Exercise objective:
Each line that holds the word "JSON" counts once. Give the total number of such lines and nothing else.

Collected data:
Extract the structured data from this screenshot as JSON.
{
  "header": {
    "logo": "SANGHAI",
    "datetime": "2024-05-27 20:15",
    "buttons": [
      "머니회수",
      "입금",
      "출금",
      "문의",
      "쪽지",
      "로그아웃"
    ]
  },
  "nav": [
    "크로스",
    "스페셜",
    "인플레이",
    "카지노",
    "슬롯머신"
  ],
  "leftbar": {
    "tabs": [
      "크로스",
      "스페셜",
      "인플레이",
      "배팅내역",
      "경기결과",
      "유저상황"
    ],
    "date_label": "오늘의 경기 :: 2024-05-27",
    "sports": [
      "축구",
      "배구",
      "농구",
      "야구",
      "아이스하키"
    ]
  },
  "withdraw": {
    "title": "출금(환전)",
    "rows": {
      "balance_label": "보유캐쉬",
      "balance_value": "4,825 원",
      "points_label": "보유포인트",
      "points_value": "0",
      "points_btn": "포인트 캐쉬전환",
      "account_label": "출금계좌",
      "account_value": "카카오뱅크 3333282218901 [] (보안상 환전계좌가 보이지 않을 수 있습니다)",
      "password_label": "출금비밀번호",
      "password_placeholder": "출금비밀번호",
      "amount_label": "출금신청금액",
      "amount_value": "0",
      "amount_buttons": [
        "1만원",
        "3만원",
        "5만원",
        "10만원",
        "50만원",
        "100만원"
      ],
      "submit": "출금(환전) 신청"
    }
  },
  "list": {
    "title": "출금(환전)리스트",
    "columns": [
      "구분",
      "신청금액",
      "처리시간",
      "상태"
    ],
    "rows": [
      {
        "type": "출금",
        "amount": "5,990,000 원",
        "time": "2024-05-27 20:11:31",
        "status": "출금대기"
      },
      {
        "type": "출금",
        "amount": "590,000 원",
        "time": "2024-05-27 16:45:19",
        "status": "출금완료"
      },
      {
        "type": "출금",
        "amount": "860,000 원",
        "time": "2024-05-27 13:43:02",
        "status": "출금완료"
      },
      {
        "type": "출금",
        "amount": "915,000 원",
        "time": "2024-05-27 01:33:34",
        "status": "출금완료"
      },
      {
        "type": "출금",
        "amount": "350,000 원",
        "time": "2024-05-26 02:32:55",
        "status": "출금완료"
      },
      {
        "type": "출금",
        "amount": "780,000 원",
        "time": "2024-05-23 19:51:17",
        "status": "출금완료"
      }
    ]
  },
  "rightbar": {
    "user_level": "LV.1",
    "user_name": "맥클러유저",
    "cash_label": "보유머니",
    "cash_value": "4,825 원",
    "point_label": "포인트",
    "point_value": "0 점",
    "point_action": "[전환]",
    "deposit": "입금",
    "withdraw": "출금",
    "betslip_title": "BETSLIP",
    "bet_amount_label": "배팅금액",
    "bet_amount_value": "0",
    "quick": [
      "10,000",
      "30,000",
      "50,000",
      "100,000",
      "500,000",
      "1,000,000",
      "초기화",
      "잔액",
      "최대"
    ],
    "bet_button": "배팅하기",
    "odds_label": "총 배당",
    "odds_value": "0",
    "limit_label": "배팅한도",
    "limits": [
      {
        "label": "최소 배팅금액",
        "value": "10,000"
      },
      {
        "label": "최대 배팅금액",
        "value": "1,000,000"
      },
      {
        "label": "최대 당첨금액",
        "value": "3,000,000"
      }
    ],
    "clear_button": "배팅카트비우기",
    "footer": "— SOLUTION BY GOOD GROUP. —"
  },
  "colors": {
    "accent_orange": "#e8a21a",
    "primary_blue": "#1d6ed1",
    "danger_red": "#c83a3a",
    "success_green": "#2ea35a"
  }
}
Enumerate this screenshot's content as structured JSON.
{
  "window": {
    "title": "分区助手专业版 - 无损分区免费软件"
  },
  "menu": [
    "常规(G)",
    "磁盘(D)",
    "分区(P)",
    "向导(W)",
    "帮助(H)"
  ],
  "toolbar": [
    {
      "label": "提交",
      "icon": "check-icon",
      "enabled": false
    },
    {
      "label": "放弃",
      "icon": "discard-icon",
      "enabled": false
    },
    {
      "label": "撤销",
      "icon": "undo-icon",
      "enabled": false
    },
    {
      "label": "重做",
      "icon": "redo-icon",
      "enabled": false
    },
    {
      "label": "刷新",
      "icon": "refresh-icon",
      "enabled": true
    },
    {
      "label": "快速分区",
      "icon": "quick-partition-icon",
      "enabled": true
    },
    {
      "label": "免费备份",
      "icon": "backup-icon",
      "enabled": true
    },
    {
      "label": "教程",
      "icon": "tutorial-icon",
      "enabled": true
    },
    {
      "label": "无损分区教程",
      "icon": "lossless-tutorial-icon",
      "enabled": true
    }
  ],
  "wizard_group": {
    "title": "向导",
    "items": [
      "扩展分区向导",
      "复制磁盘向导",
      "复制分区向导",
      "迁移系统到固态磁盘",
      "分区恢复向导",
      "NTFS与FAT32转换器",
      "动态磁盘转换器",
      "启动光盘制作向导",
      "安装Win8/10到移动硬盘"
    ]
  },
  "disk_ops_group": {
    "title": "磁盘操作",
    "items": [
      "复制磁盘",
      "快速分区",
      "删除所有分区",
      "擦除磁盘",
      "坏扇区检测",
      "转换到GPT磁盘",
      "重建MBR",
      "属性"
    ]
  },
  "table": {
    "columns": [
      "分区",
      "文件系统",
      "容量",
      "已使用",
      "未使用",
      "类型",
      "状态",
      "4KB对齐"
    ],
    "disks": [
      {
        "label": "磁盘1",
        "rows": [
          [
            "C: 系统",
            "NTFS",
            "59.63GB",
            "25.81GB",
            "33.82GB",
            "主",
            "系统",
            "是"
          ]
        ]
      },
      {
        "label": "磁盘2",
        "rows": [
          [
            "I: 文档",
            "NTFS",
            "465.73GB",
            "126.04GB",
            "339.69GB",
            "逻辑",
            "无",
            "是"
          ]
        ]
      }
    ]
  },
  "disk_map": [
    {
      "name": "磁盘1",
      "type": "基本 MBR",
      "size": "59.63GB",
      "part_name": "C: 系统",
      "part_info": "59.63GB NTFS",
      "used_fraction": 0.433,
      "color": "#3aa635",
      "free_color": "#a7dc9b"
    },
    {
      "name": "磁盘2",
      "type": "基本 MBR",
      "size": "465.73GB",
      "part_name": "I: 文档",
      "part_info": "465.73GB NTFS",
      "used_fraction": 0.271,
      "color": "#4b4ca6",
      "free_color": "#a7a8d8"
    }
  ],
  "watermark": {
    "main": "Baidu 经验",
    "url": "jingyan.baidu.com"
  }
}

The response:
2